EXERCISE BRIEF — Return exactly the lines of the data below, from the one that contains "Transcribe this image's" through the final line, and leave out every picture.

******************************

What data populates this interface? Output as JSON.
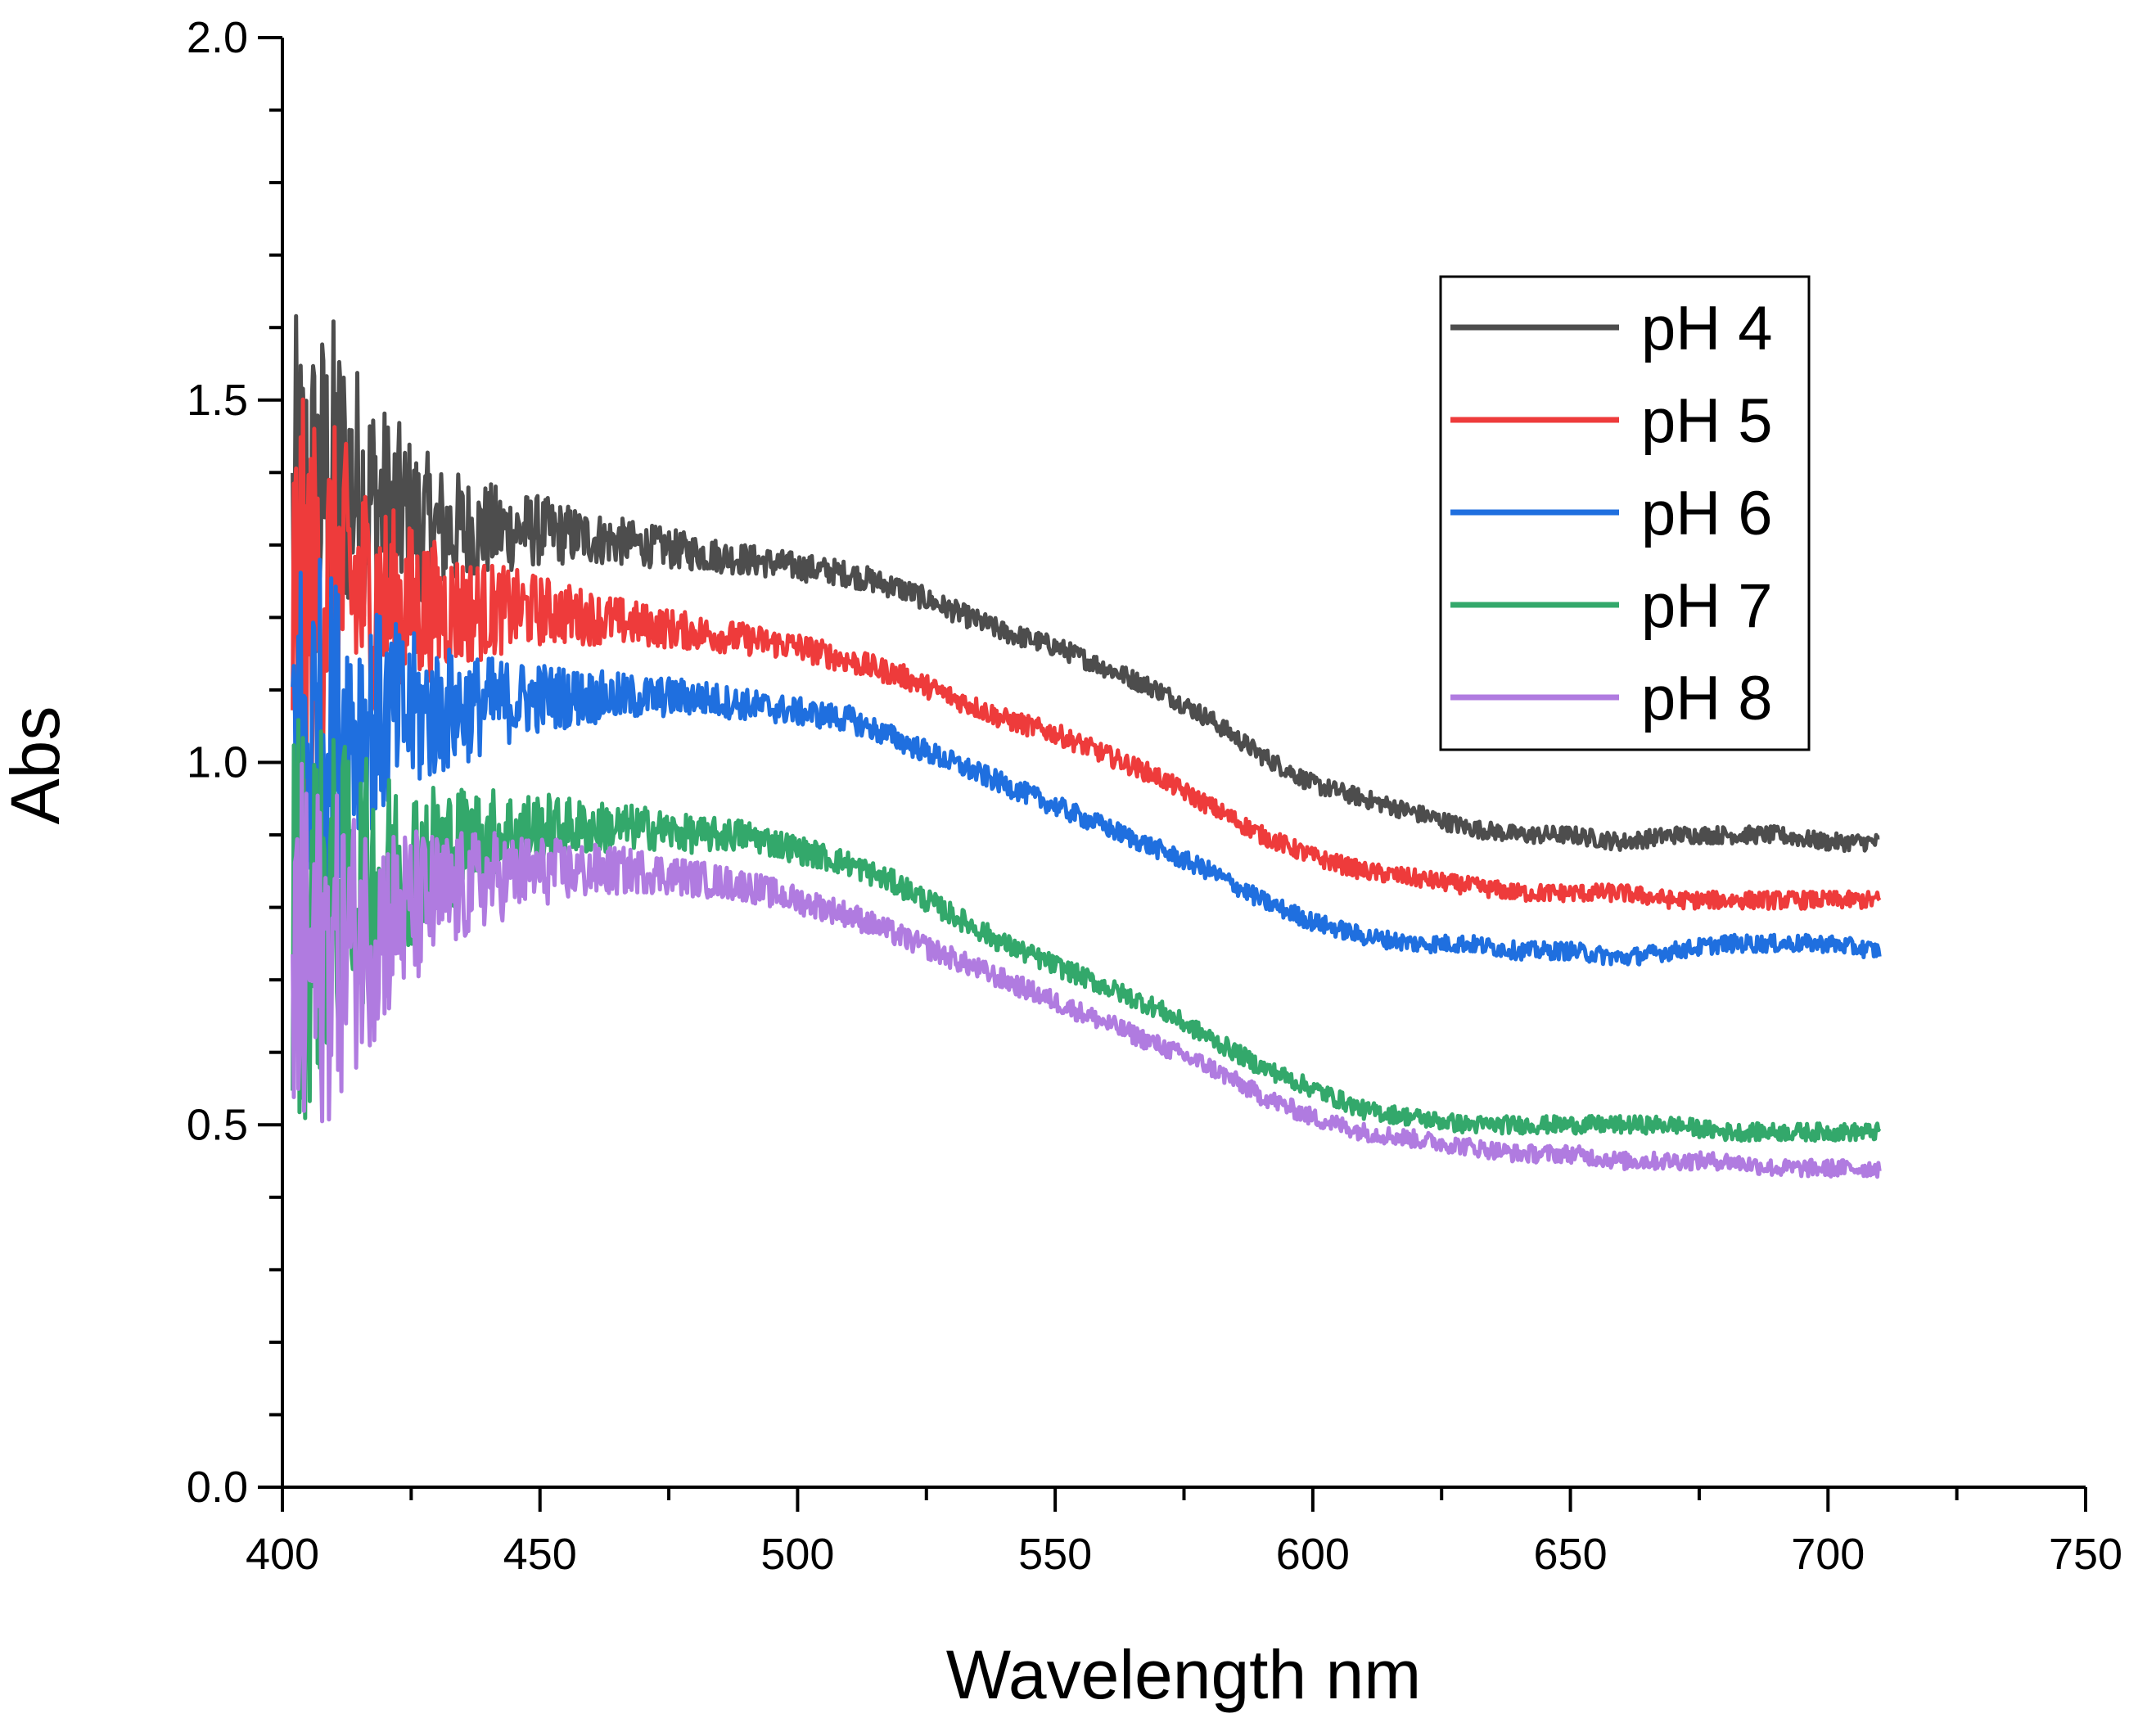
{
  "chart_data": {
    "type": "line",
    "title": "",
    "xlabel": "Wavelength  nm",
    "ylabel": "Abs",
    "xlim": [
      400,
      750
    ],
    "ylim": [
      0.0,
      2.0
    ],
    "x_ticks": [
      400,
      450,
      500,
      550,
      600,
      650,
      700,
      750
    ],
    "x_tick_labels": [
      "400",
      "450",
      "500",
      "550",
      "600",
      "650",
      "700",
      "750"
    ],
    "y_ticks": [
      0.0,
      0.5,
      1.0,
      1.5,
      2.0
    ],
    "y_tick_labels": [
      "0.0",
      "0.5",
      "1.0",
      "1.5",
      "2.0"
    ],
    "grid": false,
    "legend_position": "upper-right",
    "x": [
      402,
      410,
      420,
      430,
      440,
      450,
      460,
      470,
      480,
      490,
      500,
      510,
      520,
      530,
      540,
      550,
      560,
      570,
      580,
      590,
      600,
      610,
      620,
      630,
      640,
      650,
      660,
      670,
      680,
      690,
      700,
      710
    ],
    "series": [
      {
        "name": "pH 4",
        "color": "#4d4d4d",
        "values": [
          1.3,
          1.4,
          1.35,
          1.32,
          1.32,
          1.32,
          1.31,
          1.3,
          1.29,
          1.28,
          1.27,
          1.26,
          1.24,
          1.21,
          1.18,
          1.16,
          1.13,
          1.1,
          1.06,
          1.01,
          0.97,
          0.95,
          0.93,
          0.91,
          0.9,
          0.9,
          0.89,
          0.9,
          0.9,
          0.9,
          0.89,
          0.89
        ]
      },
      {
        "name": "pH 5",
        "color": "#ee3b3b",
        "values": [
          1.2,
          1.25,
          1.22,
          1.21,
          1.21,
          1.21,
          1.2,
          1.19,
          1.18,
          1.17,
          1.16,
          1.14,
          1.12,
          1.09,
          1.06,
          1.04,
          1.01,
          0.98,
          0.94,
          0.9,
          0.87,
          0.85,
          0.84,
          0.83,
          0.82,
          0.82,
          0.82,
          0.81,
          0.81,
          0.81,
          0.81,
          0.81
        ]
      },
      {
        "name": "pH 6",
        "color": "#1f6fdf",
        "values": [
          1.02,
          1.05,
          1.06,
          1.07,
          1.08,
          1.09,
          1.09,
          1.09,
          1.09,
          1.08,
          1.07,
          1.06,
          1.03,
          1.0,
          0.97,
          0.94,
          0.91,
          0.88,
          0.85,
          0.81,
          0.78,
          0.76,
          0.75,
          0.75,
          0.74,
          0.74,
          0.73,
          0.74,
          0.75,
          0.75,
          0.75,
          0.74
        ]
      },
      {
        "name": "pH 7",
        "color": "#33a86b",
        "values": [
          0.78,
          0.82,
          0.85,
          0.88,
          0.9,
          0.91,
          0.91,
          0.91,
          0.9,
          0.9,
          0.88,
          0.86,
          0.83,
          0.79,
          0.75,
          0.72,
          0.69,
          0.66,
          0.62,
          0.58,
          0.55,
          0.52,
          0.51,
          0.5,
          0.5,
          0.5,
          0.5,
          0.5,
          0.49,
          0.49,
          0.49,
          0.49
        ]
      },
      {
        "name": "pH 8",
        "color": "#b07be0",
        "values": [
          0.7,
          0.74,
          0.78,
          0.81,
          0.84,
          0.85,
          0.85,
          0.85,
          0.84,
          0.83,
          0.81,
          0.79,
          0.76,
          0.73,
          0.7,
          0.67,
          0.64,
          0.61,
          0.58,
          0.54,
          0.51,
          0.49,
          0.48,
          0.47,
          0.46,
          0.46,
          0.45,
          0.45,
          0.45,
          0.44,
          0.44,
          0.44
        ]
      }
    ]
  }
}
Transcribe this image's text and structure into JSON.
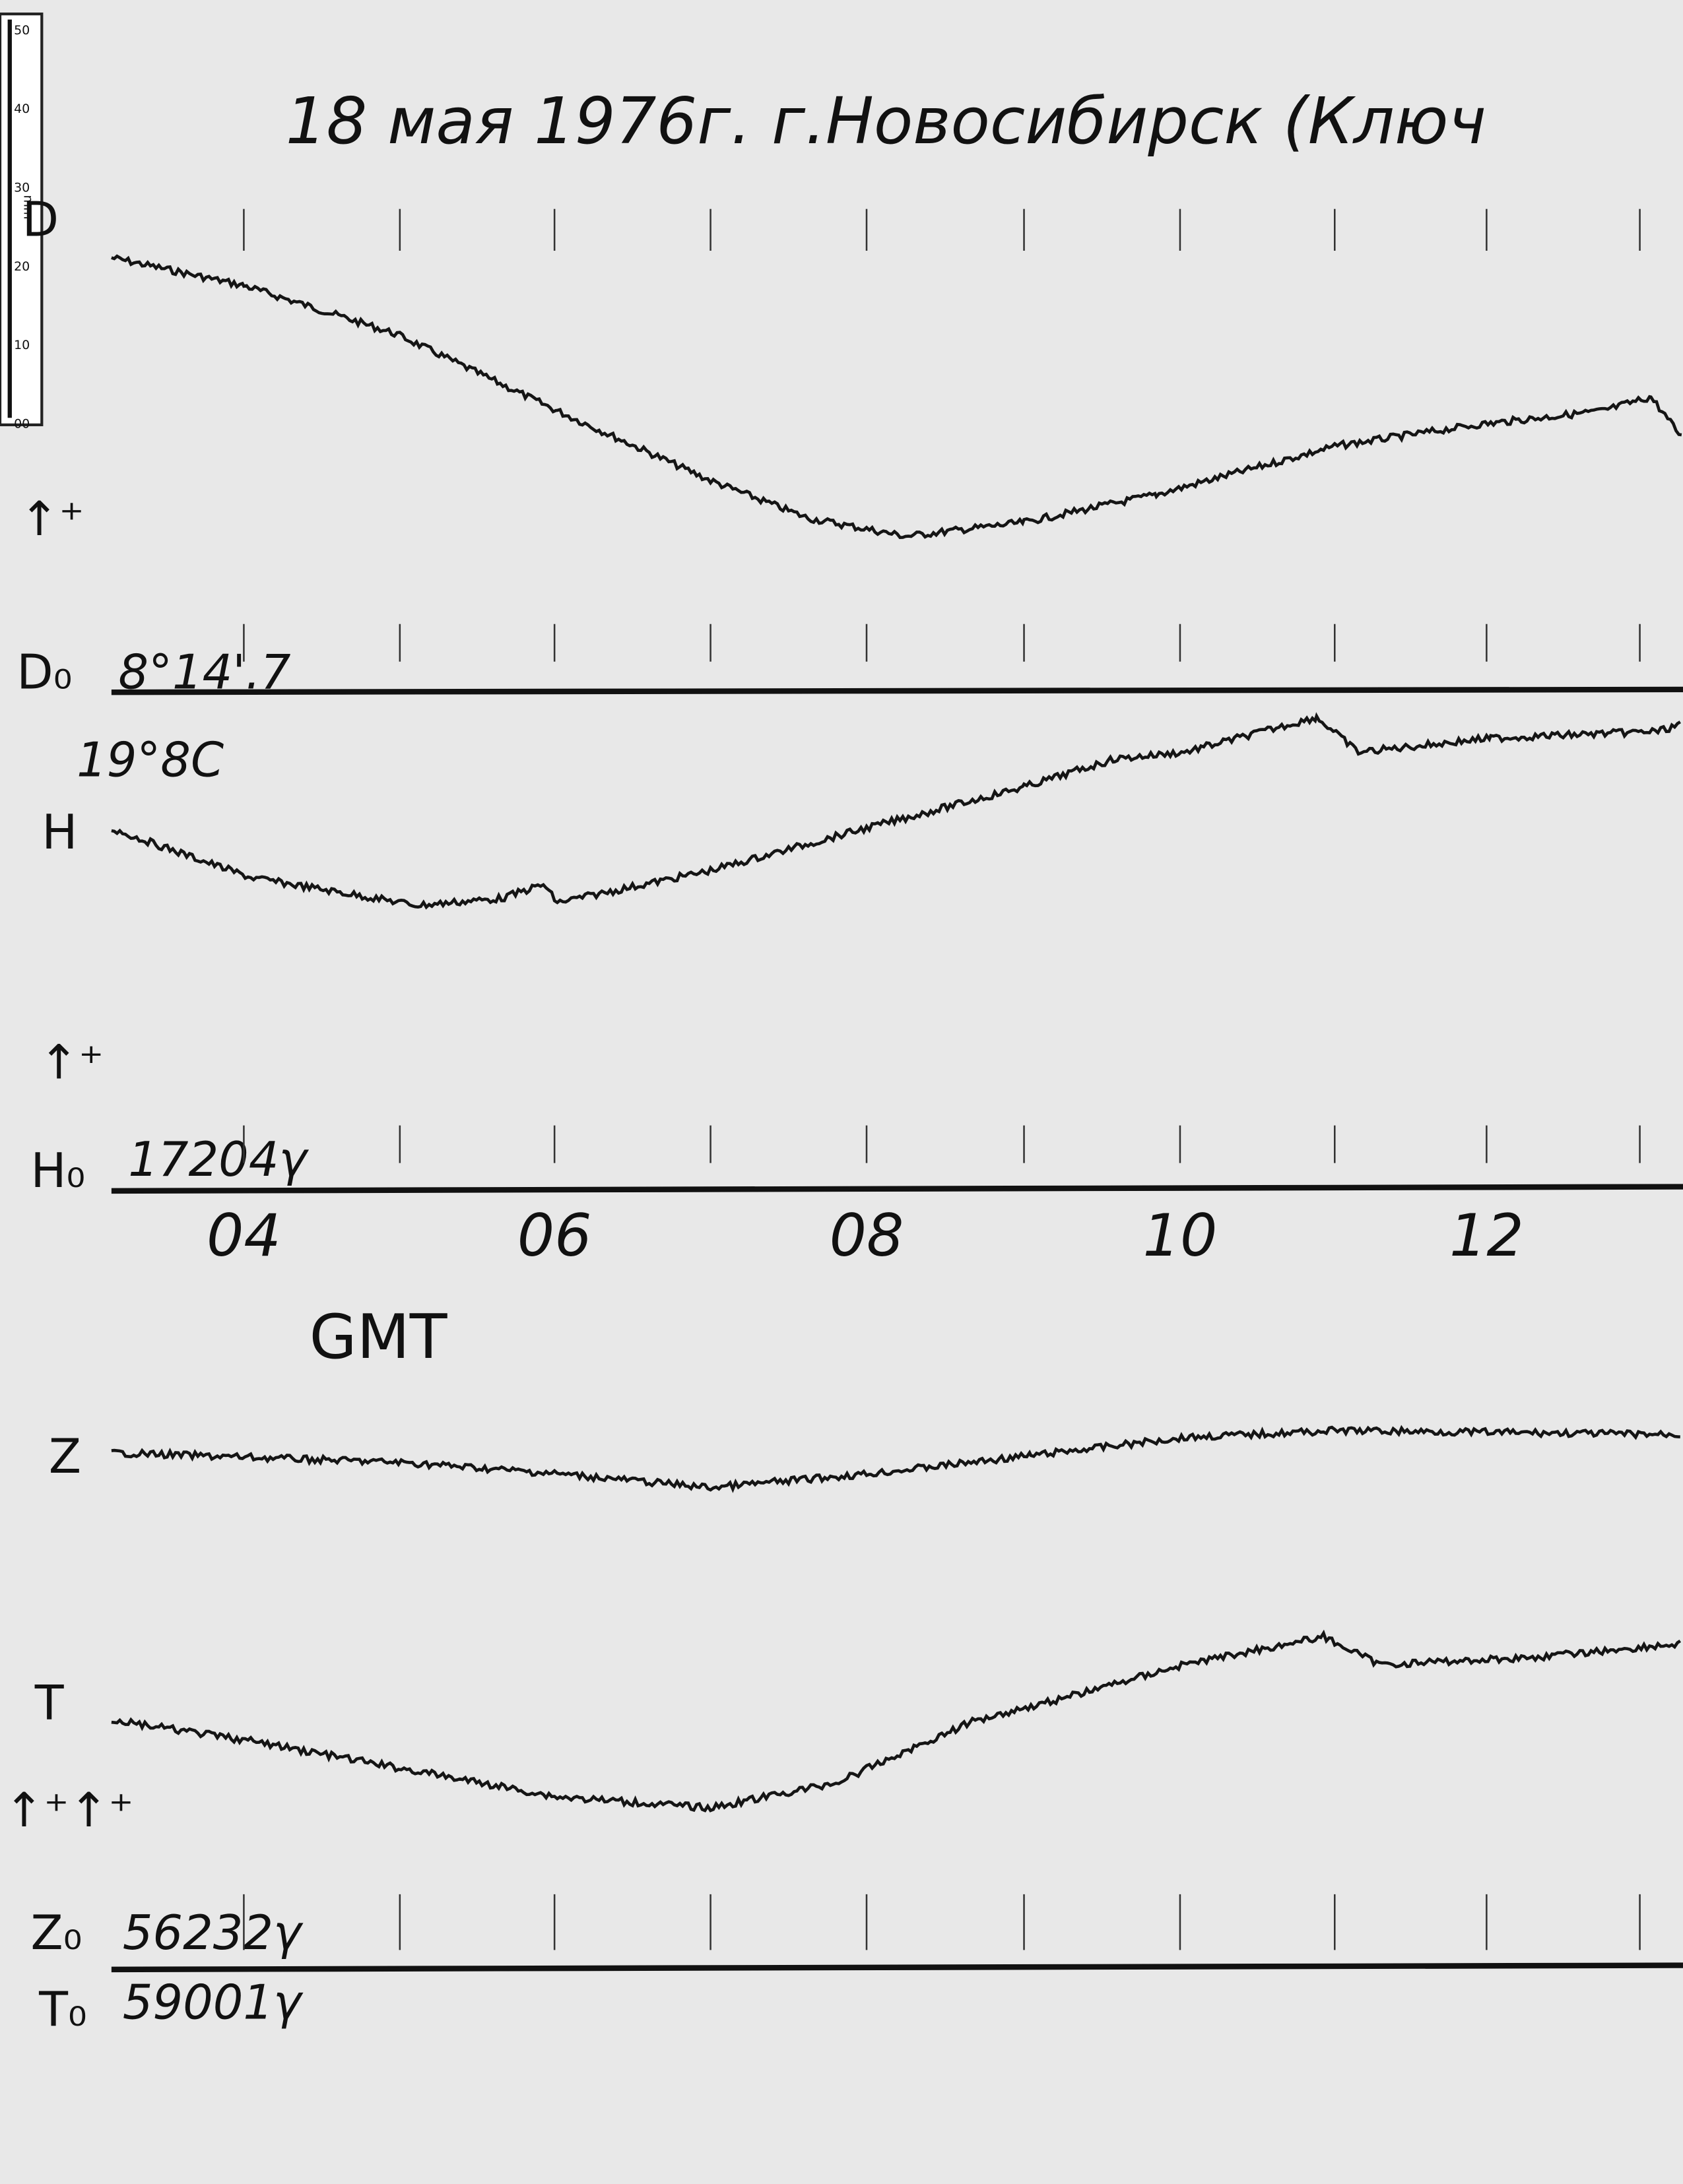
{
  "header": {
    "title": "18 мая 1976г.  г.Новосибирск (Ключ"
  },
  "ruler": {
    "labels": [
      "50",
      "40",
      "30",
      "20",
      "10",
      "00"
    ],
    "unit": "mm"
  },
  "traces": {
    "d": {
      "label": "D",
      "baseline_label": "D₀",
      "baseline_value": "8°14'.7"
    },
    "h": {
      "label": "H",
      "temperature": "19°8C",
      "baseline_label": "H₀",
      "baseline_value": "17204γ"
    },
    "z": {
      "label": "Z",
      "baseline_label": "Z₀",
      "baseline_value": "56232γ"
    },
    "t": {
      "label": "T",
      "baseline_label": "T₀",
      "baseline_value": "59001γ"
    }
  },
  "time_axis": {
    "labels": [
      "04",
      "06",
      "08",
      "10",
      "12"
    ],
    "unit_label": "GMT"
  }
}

******************************

FINISHED EXERCISE —
Transcribe this image's text and structure into JSON.
{
  "header": {
    "title": "18 мая 1976г.  г.Новосибирск (Ключ"
  },
  "ruler": {
    "labels": [
      "50",
      "40",
      "30",
      "20",
      "10",
      "00"
    ],
    "unit": "mm"
  },
  "traces": {
    "d": {
      "label": "D",
      "baseline_label": "D₀",
      "baseline_value": "8°14'.7"
    },
    "h": {
      "label": "H",
      "temperature": "19°8C",
      "baseline_label": "H₀",
      "baseline_value": "17204γ"
    },
    "z": {
      "label": "Z",
      "baseline_label": "Z₀",
      "baseline_value": "56232γ"
    },
    "t": {
      "label": "T",
      "baseline_label": "T₀",
      "baseline_value": "59001γ"
    }
  },
  "time_axis": {
    "labels": [
      "04",
      "06",
      "08",
      "10",
      "12"
    ],
    "unit_label": "GMT"
  }
}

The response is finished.